- THE PROBLEM
Below are the records. Count the lines containing the string "polynomials", and reply with the number alone.
— Start RECORDS SHOWN —
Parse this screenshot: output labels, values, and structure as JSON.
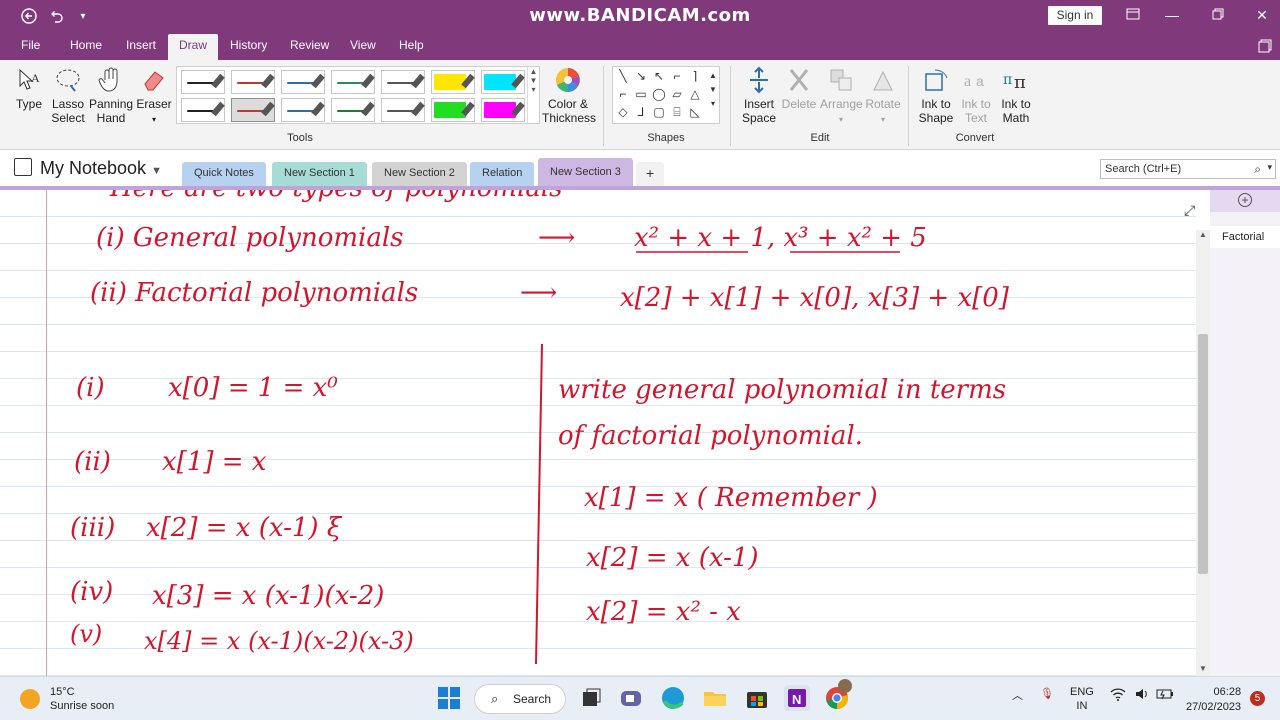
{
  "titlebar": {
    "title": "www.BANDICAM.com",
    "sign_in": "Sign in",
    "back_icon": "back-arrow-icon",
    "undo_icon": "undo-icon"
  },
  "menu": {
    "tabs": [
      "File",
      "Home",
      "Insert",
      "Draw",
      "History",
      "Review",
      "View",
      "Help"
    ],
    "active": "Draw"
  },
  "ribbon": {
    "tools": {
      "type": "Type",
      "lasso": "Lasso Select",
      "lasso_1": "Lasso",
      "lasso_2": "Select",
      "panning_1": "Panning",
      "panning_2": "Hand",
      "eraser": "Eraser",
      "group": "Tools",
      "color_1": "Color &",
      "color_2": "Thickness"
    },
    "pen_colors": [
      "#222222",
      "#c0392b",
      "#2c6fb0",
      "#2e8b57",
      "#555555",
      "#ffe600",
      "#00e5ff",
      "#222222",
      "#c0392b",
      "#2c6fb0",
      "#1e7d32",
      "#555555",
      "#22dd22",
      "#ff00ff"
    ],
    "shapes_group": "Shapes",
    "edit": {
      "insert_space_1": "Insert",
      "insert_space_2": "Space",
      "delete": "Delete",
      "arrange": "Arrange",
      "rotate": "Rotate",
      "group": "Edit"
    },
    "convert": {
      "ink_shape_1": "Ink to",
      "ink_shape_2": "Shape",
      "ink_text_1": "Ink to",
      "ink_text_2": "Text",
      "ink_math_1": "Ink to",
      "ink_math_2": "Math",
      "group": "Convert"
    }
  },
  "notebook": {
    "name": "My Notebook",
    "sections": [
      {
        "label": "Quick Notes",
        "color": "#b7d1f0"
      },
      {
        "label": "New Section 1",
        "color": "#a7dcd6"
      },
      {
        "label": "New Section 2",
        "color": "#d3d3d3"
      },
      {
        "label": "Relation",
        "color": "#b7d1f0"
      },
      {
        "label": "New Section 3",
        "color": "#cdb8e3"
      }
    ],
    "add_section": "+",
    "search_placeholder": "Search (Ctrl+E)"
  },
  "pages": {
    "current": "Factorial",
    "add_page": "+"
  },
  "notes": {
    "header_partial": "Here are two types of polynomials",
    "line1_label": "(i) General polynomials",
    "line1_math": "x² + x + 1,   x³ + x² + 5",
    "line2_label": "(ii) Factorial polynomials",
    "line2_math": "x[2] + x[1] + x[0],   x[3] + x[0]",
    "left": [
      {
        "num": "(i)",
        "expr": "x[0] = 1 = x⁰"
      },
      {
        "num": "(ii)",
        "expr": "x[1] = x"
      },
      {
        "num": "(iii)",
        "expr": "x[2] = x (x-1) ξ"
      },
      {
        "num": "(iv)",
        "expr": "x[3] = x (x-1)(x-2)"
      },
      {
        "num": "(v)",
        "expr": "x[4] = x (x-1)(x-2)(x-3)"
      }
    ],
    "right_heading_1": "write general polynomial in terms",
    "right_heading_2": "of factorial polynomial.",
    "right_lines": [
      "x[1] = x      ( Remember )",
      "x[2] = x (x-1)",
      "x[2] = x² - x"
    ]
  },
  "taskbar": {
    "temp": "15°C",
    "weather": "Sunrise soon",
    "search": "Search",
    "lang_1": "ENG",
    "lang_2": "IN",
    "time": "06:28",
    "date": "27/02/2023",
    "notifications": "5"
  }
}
— End RECORDS SHOWN —
- WORKED SOLUTION
3